» **The request**:
Identify and reproduce every line holding the string "name".

» **Items from a figure collection**:
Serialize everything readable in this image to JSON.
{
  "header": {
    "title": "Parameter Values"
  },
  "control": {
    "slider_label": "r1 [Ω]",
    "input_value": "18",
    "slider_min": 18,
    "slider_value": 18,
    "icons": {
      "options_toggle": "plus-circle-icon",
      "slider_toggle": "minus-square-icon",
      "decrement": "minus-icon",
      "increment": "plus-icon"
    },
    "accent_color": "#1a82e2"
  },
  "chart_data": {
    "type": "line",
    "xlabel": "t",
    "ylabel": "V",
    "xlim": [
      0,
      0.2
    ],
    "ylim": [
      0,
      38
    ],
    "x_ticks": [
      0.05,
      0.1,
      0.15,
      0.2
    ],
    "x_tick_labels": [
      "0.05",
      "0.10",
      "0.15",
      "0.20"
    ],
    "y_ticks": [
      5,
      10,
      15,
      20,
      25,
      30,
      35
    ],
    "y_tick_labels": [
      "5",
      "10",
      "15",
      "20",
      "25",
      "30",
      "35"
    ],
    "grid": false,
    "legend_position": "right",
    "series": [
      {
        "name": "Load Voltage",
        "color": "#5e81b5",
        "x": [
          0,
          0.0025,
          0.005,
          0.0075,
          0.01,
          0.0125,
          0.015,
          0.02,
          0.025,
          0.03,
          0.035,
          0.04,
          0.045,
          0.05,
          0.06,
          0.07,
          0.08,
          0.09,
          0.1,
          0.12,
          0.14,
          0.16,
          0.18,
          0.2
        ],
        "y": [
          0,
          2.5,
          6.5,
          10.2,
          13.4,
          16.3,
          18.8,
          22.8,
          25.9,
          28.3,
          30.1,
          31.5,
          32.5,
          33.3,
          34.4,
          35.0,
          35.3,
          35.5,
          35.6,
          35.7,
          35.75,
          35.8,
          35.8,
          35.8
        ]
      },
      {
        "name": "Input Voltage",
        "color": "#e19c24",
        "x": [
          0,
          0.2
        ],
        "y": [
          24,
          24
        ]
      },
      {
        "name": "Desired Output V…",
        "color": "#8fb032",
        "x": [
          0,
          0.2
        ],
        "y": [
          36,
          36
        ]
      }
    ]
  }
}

» **Answer to this problem**:
        "name": "Load Voltage",
        "name": "Input Voltage",
        "name": "Desired Output V…",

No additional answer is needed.